_REQUEST_
Copy every line with the string "Shift" in it.

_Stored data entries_
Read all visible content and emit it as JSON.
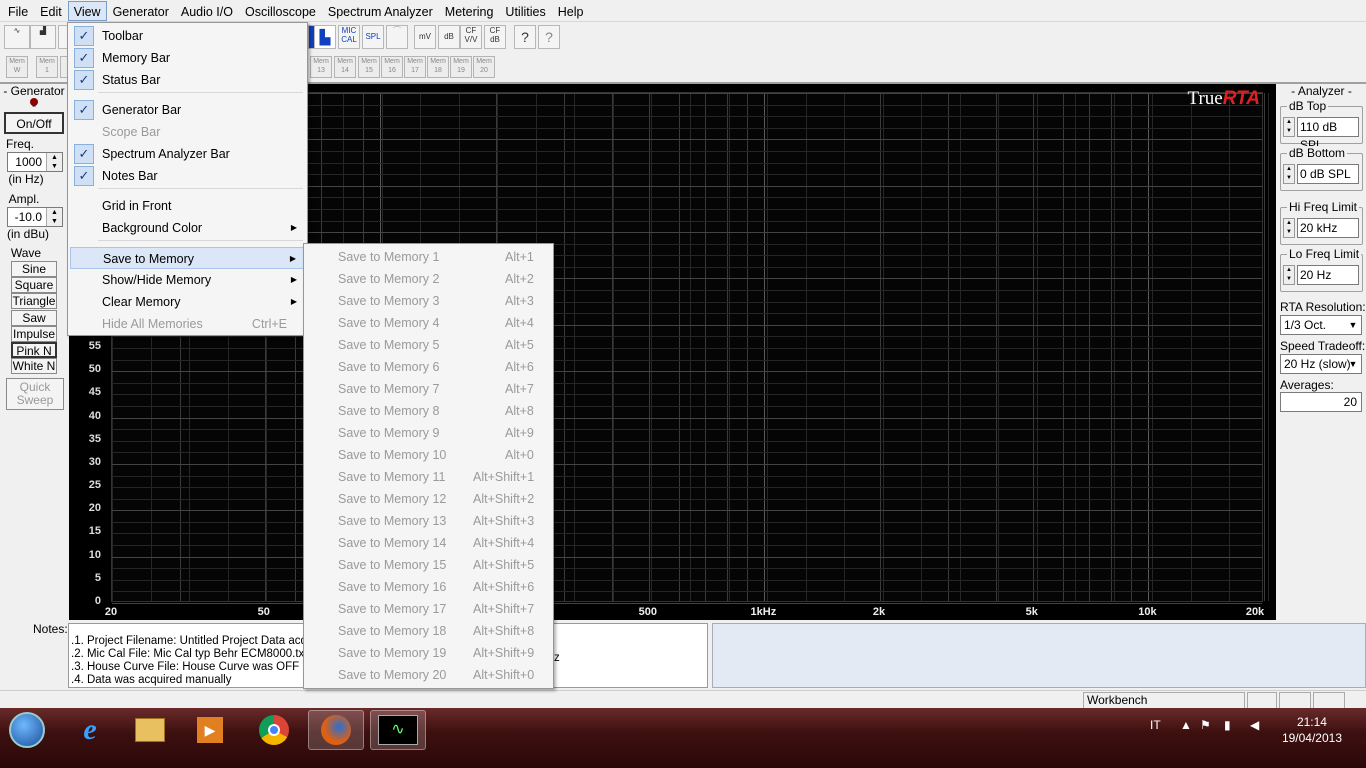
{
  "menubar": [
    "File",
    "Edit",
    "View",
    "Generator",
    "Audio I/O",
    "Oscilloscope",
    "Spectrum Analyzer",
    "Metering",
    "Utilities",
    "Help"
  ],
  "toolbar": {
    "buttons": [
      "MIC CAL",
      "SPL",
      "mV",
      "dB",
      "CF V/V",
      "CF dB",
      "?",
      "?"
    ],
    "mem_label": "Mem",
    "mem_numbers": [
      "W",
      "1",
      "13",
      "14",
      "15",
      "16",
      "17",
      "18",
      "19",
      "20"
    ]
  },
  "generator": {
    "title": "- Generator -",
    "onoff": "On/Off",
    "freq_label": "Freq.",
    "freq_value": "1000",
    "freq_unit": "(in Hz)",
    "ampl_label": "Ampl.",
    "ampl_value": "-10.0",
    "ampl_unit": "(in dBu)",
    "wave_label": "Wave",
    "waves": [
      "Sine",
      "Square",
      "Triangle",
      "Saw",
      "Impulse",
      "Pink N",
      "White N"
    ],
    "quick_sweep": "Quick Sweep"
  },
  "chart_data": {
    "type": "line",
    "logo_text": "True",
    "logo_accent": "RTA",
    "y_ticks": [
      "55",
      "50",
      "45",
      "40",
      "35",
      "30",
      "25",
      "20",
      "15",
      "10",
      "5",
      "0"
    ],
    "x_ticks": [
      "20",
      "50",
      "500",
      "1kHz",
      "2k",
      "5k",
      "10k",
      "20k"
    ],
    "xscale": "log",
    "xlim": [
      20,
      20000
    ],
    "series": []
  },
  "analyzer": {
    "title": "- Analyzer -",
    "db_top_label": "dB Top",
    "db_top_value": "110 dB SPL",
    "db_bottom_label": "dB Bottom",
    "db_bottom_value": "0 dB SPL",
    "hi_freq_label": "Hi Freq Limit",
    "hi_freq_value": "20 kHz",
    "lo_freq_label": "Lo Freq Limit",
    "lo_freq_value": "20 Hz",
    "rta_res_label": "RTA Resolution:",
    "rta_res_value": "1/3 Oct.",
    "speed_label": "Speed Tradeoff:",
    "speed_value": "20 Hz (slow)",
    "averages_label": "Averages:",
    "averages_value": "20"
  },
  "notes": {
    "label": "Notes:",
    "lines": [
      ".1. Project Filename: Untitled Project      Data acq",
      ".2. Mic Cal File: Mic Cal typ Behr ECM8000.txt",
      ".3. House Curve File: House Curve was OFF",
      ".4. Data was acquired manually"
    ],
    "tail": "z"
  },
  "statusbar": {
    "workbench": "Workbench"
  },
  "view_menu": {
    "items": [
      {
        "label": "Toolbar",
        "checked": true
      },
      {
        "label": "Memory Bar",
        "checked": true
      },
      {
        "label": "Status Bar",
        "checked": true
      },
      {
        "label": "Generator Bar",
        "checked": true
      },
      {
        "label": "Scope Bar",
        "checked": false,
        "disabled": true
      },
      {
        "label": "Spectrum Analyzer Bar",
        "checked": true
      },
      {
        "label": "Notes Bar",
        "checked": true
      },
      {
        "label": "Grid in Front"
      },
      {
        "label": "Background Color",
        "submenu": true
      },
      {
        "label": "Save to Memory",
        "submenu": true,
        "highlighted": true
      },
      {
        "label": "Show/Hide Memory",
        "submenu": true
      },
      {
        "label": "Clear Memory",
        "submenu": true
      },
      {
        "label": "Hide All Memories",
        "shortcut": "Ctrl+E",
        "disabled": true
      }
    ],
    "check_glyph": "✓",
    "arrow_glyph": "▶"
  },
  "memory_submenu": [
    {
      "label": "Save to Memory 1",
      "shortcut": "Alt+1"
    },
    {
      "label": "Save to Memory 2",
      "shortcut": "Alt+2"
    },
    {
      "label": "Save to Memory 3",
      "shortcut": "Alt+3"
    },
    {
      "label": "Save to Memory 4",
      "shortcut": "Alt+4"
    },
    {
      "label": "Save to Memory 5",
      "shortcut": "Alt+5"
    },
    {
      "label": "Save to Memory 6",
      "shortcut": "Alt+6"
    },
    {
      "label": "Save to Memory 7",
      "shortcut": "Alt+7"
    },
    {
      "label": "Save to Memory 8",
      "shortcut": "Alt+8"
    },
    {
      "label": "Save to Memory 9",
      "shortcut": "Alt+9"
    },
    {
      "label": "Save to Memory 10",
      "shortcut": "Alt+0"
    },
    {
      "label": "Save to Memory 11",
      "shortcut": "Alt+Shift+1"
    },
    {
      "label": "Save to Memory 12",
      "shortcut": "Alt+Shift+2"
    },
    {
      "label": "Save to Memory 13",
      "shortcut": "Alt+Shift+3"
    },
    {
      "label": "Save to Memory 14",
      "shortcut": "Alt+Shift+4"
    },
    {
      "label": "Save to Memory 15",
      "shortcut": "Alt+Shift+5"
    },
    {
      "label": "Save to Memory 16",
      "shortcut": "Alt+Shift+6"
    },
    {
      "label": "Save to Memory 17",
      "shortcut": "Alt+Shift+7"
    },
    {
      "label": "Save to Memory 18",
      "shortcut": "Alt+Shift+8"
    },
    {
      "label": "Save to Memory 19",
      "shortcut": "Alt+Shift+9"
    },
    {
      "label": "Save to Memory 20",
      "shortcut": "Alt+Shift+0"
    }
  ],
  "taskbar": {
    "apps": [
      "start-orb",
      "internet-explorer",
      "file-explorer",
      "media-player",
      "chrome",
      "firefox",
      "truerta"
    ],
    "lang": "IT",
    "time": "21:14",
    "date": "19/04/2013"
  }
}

...

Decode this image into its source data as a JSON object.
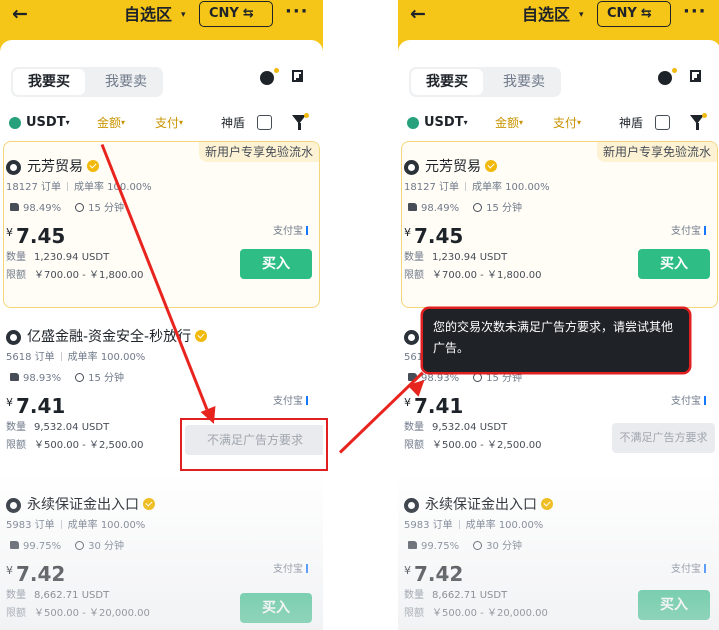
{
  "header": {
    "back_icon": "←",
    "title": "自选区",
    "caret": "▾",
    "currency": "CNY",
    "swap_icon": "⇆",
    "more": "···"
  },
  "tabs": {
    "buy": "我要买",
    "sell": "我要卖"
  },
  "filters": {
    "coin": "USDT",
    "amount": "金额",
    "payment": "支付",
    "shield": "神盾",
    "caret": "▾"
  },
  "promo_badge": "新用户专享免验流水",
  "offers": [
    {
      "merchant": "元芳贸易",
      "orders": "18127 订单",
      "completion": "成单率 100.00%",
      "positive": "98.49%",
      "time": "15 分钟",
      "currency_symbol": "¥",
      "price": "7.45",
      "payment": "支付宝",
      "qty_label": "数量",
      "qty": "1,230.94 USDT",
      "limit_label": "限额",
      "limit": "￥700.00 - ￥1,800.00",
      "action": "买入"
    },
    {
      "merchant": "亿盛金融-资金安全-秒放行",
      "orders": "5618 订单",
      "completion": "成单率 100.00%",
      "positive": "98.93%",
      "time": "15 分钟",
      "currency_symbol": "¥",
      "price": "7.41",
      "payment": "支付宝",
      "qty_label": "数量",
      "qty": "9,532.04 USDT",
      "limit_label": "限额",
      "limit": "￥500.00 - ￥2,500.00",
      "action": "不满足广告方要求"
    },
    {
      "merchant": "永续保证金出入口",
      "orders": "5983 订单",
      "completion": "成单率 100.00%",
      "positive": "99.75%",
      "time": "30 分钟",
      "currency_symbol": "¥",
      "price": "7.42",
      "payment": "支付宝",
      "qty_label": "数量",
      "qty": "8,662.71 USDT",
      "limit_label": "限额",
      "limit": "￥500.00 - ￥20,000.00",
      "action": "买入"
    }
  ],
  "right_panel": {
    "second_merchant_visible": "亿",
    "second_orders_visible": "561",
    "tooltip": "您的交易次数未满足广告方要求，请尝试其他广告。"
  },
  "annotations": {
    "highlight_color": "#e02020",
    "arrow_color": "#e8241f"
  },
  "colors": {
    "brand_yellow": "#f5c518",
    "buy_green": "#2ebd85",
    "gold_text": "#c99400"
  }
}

_SOLUTION FOR THIS PROBLEM_
      "shortcut": "Alt+Shift+1"
      "shortcut": "Alt+Shift+2"
      "shortcut": "Alt+Shift+3"
      "shortcut": "Alt+Shift+4"
      "shortcut": "Alt+Shift+5"
      "shortcut": "Alt+Shift+6"
      "shortcut": "Alt+Shift+7"
      "shortcut": "Alt+Shift+8"
      "shortcut": "Alt+Shift+9"
      "shortcut": "Alt+Shift+0"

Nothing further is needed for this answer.